▶ Exercise input:

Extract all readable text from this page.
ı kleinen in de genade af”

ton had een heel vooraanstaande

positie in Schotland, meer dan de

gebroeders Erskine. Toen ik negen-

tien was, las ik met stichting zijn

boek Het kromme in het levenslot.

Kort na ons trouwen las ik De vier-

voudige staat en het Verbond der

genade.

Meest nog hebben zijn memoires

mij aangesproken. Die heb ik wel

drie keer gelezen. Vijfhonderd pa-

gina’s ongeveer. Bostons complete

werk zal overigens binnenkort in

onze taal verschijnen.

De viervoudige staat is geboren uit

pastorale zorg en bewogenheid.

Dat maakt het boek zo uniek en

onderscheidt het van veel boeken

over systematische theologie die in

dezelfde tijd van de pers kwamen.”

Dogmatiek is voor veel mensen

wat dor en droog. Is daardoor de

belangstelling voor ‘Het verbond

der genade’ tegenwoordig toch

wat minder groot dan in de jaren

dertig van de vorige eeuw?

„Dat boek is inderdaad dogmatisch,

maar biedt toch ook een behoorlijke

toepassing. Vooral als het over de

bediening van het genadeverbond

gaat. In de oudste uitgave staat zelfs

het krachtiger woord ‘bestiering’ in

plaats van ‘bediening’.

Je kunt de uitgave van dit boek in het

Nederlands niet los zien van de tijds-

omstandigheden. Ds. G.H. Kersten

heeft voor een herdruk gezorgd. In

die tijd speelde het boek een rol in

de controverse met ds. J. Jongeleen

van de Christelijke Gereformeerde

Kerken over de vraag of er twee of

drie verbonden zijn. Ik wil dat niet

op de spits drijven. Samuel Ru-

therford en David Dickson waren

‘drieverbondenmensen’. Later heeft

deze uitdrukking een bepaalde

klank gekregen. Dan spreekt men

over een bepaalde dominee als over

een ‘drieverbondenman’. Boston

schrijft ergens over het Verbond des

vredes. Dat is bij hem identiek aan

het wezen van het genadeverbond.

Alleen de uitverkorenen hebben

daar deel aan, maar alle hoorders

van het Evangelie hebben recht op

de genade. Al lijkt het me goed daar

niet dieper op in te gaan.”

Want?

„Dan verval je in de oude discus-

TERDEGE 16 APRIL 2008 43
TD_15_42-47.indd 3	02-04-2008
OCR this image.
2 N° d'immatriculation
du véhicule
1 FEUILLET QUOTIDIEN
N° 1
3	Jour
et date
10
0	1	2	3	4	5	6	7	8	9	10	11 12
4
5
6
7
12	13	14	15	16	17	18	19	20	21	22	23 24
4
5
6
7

▶ Work required: Your task is to give the records above again, exactly.

▶ Output below:
Extract all readable text from this page.
ı kleinen in de genade af”

ton had een heel vooraanstaande

positie in Schotland, meer dan de

gebroeders Erskine. Toen ik negen-

tien was, las ik met stichting zijn

boek Het kromme in het levenslot.

Kort na ons trouwen las ik De vier-

voudige staat en het Verbond der

genade.

Meest nog hebben zijn memoires

mij aangesproken. Die heb ik wel

drie keer gelezen. Vijfhonderd pa-

gina’s ongeveer. Bostons complete

werk zal overigens binnenkort in

onze taal verschijnen.

De viervoudige staat is geboren uit

pastorale zorg en bewogenheid.

Dat maakt het boek zo uniek en

onderscheidt het van veel boeken

over systematische theologie die in

dezelfde tijd van de pers kwamen.”

Dogmatiek is voor veel mensen

wat dor en droog. Is daardoor de

belangstelling voor ‘Het verbond

der genade’ tegenwoordig toch

wat minder groot dan in de jaren

dertig van de vorige eeuw?

„Dat boek is inderdaad dogmatisch,

maar biedt toch ook een behoorlijke

toepassing. Vooral als het over de

bediening van het genadeverbond

gaat. In de oudste uitgave staat zelfs

het krachtiger woord ‘bestiering’ in

plaats van ‘bediening’.

Je kunt de uitgave van dit boek in het

Nederlands niet los zien van de tijds-

omstandigheden. Ds. G.H. Kersten

heeft voor een herdruk gezorgd. In

die tijd speelde het boek een rol in

de controverse met ds. J. Jongeleen

van de Christelijke Gereformeerde

Kerken over de vraag of er twee of

drie verbonden zijn. Ik wil dat niet

op de spits drijven. Samuel Ru-

therford en David Dickson waren

‘drieverbondenmensen’. Later heeft

deze uitdrukking een bepaalde

klank gekregen. Dan spreekt men

over een bepaalde dominee als over

een ‘drieverbondenman’. Boston

schrijft ergens over het Verbond des

vredes. Dat is bij hem identiek aan

het wezen van het genadeverbond.

Alleen de uitverkorenen hebben

daar deel aan, maar alle hoorders

van het Evangelie hebben recht op

de genade. Al lijkt het me goed daar

niet dieper op in te gaan.”

Want?

„Dan verval je in de oude discus-

TERDEGE 16 APRIL 2008 43
TD_15_42-47.indd 3	02-04-2008
OCR this image.
2 N° d'immatriculation
du véhicule
1 FEUILLET QUOTIDIEN
N° 1
3	Jour
et date
10
0	1	2	3	4	5	6	7	8	9	10	11 12
4
5
6
7
12	13	14	15	16	17	18	19	20	21	22	23 24
4
5
6
7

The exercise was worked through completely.